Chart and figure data
— start —
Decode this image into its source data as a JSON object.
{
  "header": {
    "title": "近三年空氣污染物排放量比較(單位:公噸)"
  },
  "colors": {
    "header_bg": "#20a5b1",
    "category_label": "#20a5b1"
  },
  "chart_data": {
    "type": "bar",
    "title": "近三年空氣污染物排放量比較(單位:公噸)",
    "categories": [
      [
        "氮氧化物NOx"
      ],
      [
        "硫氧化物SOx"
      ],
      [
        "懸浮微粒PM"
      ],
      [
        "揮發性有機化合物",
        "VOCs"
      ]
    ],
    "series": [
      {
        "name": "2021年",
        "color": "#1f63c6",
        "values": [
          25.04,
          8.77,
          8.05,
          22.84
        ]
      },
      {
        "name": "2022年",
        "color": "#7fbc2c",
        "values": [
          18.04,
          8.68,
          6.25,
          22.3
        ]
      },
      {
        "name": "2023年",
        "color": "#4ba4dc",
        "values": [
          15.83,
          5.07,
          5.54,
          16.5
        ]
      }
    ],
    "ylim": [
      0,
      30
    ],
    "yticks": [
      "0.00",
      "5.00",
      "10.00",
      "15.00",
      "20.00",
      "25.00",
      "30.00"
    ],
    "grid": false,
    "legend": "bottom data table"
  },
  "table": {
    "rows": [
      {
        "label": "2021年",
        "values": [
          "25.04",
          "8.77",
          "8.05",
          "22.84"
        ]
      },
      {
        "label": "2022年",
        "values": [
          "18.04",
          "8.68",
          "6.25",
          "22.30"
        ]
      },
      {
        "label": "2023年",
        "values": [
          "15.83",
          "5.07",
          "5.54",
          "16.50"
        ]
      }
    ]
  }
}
— end —
▶ Task directions: Pick out and copy the lines of the material that include the word "近三年空氣污染物排放量比較".

▶ Written answer:
    "title": "近三年空氣污染物排放量比較(單位:公噸)"
    "title": "近三年空氣污染物排放量比較(單位:公噸)",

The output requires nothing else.